Problem requirements → State how many lines of the listing below include the word "text". Give only the number.
━━━━━ Supplied material ━━━━━
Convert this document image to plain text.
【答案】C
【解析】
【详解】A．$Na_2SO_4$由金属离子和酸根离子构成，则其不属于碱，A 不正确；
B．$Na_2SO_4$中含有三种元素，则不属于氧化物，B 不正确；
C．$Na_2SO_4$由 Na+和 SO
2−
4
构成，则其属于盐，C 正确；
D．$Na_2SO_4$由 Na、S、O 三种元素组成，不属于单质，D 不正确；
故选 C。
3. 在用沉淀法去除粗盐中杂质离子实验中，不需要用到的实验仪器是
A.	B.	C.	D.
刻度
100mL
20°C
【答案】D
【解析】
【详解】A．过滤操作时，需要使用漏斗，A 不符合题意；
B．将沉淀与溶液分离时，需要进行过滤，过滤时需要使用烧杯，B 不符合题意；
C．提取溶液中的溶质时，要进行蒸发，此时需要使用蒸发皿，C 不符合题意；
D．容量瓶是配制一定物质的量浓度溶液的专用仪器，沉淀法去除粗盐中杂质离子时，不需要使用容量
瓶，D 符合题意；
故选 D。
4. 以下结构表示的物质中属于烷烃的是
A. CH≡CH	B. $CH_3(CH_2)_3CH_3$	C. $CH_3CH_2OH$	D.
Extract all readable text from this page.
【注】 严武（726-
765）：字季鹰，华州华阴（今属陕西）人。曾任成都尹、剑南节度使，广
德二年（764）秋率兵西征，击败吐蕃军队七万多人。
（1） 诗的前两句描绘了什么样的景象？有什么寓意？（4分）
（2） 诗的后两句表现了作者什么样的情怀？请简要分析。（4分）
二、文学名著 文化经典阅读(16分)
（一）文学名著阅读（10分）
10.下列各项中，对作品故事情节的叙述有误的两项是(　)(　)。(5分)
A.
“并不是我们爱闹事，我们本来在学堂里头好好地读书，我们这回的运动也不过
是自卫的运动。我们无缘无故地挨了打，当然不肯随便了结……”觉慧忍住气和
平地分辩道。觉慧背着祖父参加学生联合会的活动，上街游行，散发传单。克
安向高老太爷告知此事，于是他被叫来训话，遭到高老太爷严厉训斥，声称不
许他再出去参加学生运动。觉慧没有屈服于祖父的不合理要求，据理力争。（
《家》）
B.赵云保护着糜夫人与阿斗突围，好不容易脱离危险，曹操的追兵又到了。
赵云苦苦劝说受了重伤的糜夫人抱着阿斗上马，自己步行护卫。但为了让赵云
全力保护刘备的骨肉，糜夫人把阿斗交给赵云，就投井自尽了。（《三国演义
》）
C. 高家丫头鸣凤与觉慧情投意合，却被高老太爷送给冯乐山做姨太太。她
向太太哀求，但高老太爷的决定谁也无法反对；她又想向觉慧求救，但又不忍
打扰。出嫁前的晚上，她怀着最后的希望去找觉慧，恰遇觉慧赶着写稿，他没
━━━━━
Solution → 2